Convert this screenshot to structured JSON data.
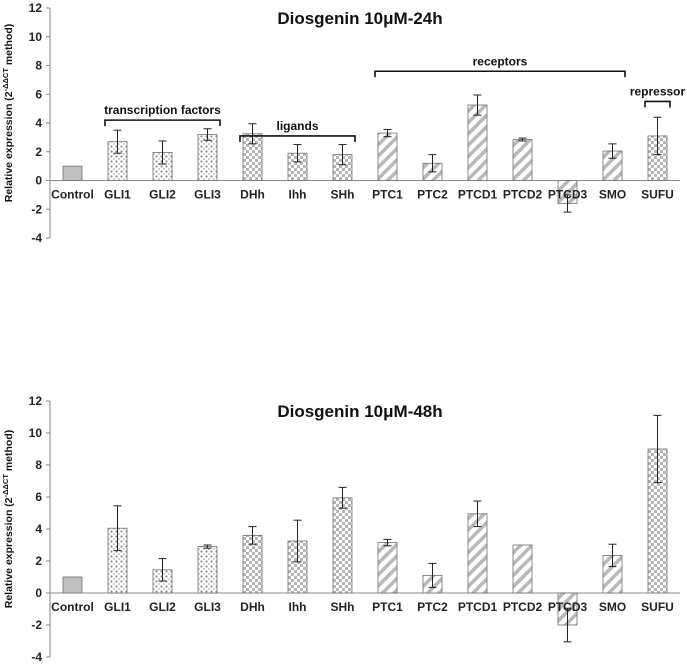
{
  "chart_data": [
    {
      "type": "bar",
      "title": "Diosgenin 10μM-24h",
      "ylabel": "Relative expression (2",
      "ylabel_superscript": "-ΔΔCT",
      "ylabel_suffix": " method)",
      "ylim": [
        -4,
        12
      ],
      "yticks": [
        -4,
        -2,
        0,
        2,
        4,
        6,
        8,
        10,
        12
      ],
      "grid": false,
      "categories": [
        "Control",
        "GLI1",
        "GLI2",
        "GLI3",
        "DHh",
        "Ihh",
        "SHh",
        "PTC1",
        "PTC2",
        "PTCD1",
        "PTCD2",
        "PTCD3",
        "SMO",
        "SUFU"
      ],
      "values": [
        1.0,
        2.7,
        1.95,
        3.2,
        3.25,
        1.9,
        1.8,
        3.3,
        1.2,
        5.25,
        2.85,
        -1.6,
        2.05,
        3.1
      ],
      "errors": [
        0,
        0.8,
        0.8,
        0.4,
        0.7,
        0.6,
        0.7,
        0.25,
        0.6,
        0.7,
        0.1,
        0.6,
        0.5,
        1.3
      ],
      "patterns": [
        "solid",
        "dots",
        "dots",
        "dots",
        "checker",
        "checker",
        "checker",
        "diag",
        "diag",
        "diag",
        "diag",
        "diag",
        "diag",
        "checker"
      ],
      "groups": [
        {
          "label": "transcription factors",
          "from": 1,
          "to": 3,
          "y": 4.2
        },
        {
          "label": "ligands",
          "from": 4,
          "to": 6,
          "y": 3.1
        },
        {
          "label": "receptors",
          "from": 7,
          "to": 12,
          "y": 7.6
        },
        {
          "label": "repressor",
          "from": 13,
          "to": 13,
          "y": 5.5
        }
      ]
    },
    {
      "type": "bar",
      "title": "Diosgenin 10μM-48h",
      "ylabel": "Relative expression (2",
      "ylabel_superscript": "-ΔΔCT",
      "ylabel_suffix": " method)",
      "ylim": [
        -4,
        12
      ],
      "yticks": [
        -4,
        -2,
        0,
        2,
        4,
        6,
        8,
        10,
        12
      ],
      "grid": false,
      "categories": [
        "Control",
        "GLI1",
        "GLI2",
        "GLI3",
        "DHh",
        "Ihh",
        "SHh",
        "PTC1",
        "PTC2",
        "PTCD1",
        "PTCD2",
        "PTCD3",
        "SMO",
        "SUFU"
      ],
      "values": [
        1.0,
        4.05,
        1.45,
        2.9,
        3.6,
        3.25,
        5.95,
        3.15,
        1.1,
        4.95,
        3.0,
        -2.0,
        2.35,
        9.0
      ],
      "errors": [
        0,
        1.4,
        0.7,
        0.1,
        0.55,
        1.3,
        0.65,
        0.2,
        0.75,
        0.8,
        0.0,
        1.05,
        0.7,
        2.1
      ],
      "patterns": [
        "solid",
        "dots",
        "dots",
        "dots",
        "checker",
        "checker",
        "checker",
        "diag",
        "diag",
        "diag",
        "diag",
        "diag",
        "diag",
        "checker"
      ],
      "groups": []
    }
  ]
}
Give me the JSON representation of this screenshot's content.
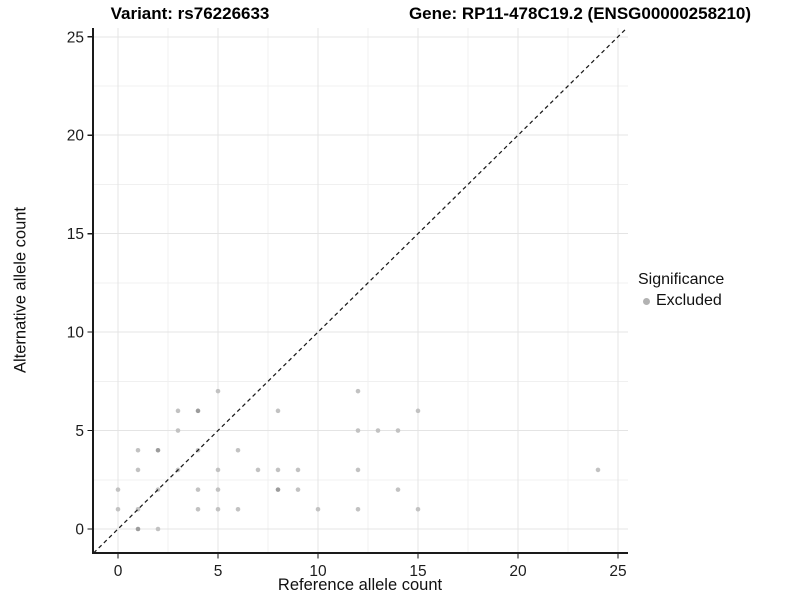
{
  "titles": {
    "left": "Variant: rs76226633",
    "right": "Gene: RP11-478C19.2 (ENSG00000258210)"
  },
  "chart_data": {
    "type": "scatter",
    "xlabel": "Reference allele count",
    "ylabel": "Alternative allele count",
    "xlim": [
      0,
      25
    ],
    "ylim": [
      0,
      25
    ],
    "xticks": [
      0,
      5,
      10,
      15,
      20,
      25
    ],
    "yticks": [
      0,
      5,
      10,
      15,
      20,
      25
    ],
    "minor_ticks": [
      2.5,
      7.5,
      12.5,
      17.5,
      22.5
    ],
    "grid": "major and minor, light gray, on white panel",
    "identity_line": {
      "type": "y=x",
      "style": "dashed",
      "color": "#1a1a1a"
    },
    "legend": {
      "position": "right",
      "title": "Significance",
      "items": [
        {
          "label": "Excluded",
          "color": "#b2b2b2"
        }
      ]
    },
    "point_color": "#c2c2c2",
    "point_color_overlap": "#9c9c9c",
    "series": [
      {
        "name": "Excluded",
        "note": "points are [reference_count, alternative_count, n_overlapping]",
        "points": [
          [
            0,
            1,
            1
          ],
          [
            0,
            2,
            1
          ],
          [
            1,
            0,
            2
          ],
          [
            1,
            1,
            1
          ],
          [
            1,
            3,
            1
          ],
          [
            1,
            4,
            1
          ],
          [
            2,
            0,
            1
          ],
          [
            2,
            2,
            1
          ],
          [
            2,
            4,
            2
          ],
          [
            3,
            3,
            1
          ],
          [
            3,
            5,
            1
          ],
          [
            3,
            6,
            1
          ],
          [
            4,
            1,
            1
          ],
          [
            4,
            2,
            1
          ],
          [
            4,
            4,
            1
          ],
          [
            4,
            6,
            2
          ],
          [
            5,
            1,
            1
          ],
          [
            5,
            2,
            1
          ],
          [
            5,
            3,
            1
          ],
          [
            5,
            7,
            1
          ],
          [
            6,
            1,
            1
          ],
          [
            6,
            4,
            1
          ],
          [
            7,
            3,
            1
          ],
          [
            8,
            2,
            2
          ],
          [
            8,
            3,
            1
          ],
          [
            8,
            6,
            1
          ],
          [
            9,
            2,
            1
          ],
          [
            9,
            3,
            1
          ],
          [
            10,
            1,
            1
          ],
          [
            12,
            1,
            1
          ],
          [
            12,
            3,
            1
          ],
          [
            12,
            5,
            1
          ],
          [
            12,
            7,
            1
          ],
          [
            13,
            5,
            1
          ],
          [
            14,
            2,
            1
          ],
          [
            14,
            5,
            1
          ],
          [
            15,
            1,
            1
          ],
          [
            15,
            6,
            1
          ],
          [
            24,
            3,
            1
          ]
        ]
      }
    ],
    "colors": {
      "grid_major": "#e4e4e4",
      "grid_minor": "#f0f0f0",
      "axis_line": "#1a1a1a",
      "tick_label": "#1c1c1c"
    }
  }
}
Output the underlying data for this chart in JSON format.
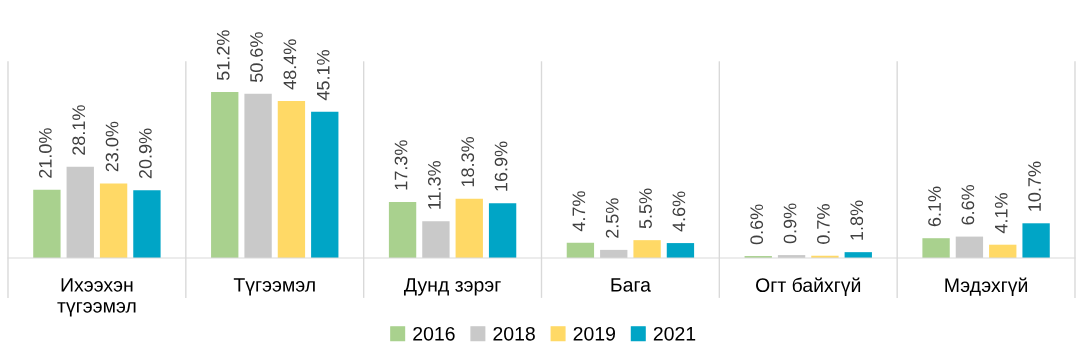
{
  "chart_data": {
    "type": "bar",
    "categories": [
      "Ихээхэн\nтүгээмэл",
      "Түгээмэл",
      "Дунд зэрэг",
      "Бага",
      "Огт байхгүй",
      "Мэдэхгүй"
    ],
    "series": [
      {
        "name": "2016",
        "color": "#a9d18e",
        "values": [
          21.0,
          51.2,
          17.3,
          4.7,
          0.6,
          6.1
        ],
        "value_labels": [
          "21.0%",
          "51.2%",
          "17.3%",
          "4.7%",
          "0.6%",
          "6.1%"
        ]
      },
      {
        "name": "2018",
        "color": "#c9c9c9",
        "values": [
          28.1,
          50.6,
          11.3,
          2.5,
          0.9,
          6.6
        ],
        "value_labels": [
          "28.1%",
          "50.6%",
          "11.3%",
          "2.5%",
          "0.9%",
          "6.6%"
        ]
      },
      {
        "name": "2019",
        "color": "#ffd966",
        "values": [
          23.0,
          48.4,
          18.3,
          5.5,
          0.7,
          4.1
        ],
        "value_labels": [
          "23.0%",
          "48.4%",
          "18.3%",
          "5.5%",
          "0.7%",
          "4.1%"
        ]
      },
      {
        "name": "2021",
        "color": "#00a5c6",
        "values": [
          20.9,
          45.1,
          16.9,
          4.6,
          1.8,
          10.7
        ],
        "value_labels": [
          "20.9%",
          "45.1%",
          "16.9%",
          "4.6%",
          "1.8%",
          "10.7%"
        ]
      }
    ],
    "tick_labels": "x",
    "grid": false,
    "legend": "bottom"
  }
}
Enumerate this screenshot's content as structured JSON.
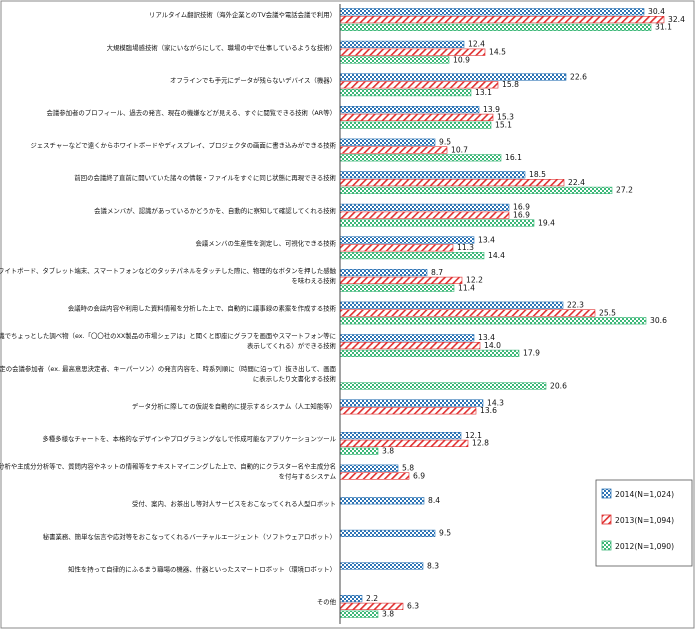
{
  "chart_data": {
    "type": "bar",
    "orientation": "horizontal",
    "xlim": [
      0,
      35
    ],
    "grid": false,
    "legend_position": "right",
    "categories": [
      "リアルタイム翻訳技術（海外企業とのTV会議や電話会議で利用）",
      "大規模臨場感技術（家にいながらにして、職場の中で仕事しているような技術）",
      "オフラインでも手元にデータが残らないデバイス（機器）",
      "会議参加者のプロフィール、過去の発言、現在の機嫌などが見える、すぐに閲覧できる技術（AR等）",
      "ジェスチャーなどで遠くからホワイトボードやディスプレイ、プロジェクタの画面に書き込みができる技術",
      "前回の会議終了直前に開いていた諸々の情報・ファイルをすぐに同じ状態に再現できる技術",
      "会議メンバが、認識があっているかどうかを、自動的に察知して確認してくれる技術",
      "会議メンバの生産性を測定し、可視化できる技術",
      "デジタルホワイトボード、タブレット端末、スマートフォンなどのタッチパネルをタッチした際に、物理的なボタンを押した感触を味わえる技術",
      "会議時の会話内容や利用した資料情報を分析した上で、自動的に議事録の素案を作成する技術",
      "音声認識でちょっとした調べ物（ex.「〇〇社のXX製品の市場シェアは」と聞くと即座にグラフを画面やスマートフォン等に表示してくれる）ができる技術",
      "ある特定の会議参加者（ex. 最高意思決定者、キーパーソン）の発言内容を、時系列順に（時間に沿って）抜き出して、画面に表示したり文書化する技術",
      "データ分析に際しての仮説を自動的に提示するシステム（人工知能等）",
      "多種多様なチャートを、本格的なデザインやプログラミングなしで作成可能なアプリケーションツール",
      "クラスター分析や主成分分析等で、質問内容やネットの情報等をテキストマイニングした上で、自動的にクラスター名や主成分名を付与するシステム",
      "受付、案内、お茶出し等対人サービスをおこなってくれる人型ロボット",
      "秘書業務、簡単な伝言や応対等をおこなってくれるバーチャルエージェント（ソフトウェアロボット）",
      "知性を持って自律的にふるまう職場の機器、什器といったスマートロボット（環境ロボット）",
      "その他"
    ],
    "series": [
      {
        "name": "2014(N=1,024)",
        "color": "#2e75b6",
        "values": [
          30.4,
          12.4,
          22.6,
          13.9,
          9.5,
          18.5,
          16.9,
          13.4,
          8.7,
          22.3,
          13.4,
          null,
          14.3,
          12.1,
          5.8,
          8.4,
          9.5,
          8.3,
          2.2
        ]
      },
      {
        "name": "2013(N=1,094)",
        "color": "#e03030",
        "values": [
          32.4,
          14.5,
          15.8,
          15.3,
          10.7,
          22.4,
          16.9,
          11.3,
          12.2,
          25.5,
          14.0,
          null,
          13.6,
          12.8,
          6.9,
          null,
          null,
          null,
          6.3
        ]
      },
      {
        "name": "2012(N=1,090)",
        "color": "#3cb878",
        "values": [
          31.1,
          10.9,
          13.1,
          15.1,
          16.1,
          27.2,
          19.4,
          14.4,
          11.4,
          30.6,
          17.9,
          20.6,
          null,
          3.8,
          null,
          null,
          null,
          null,
          3.8
        ]
      }
    ]
  }
}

◆ Exercise prompt
Above are the records. Copy every line in them holding "name".

◆ Expected answer
        "name": "Excluded",
        "name": "2016",
        "name": "2018",
        "name": "2019",
        "name": "2021",
        "name": "2014(N=1,024)",
        "name": "2013(N=1,094)",
        "name": "2012(N=1,090)",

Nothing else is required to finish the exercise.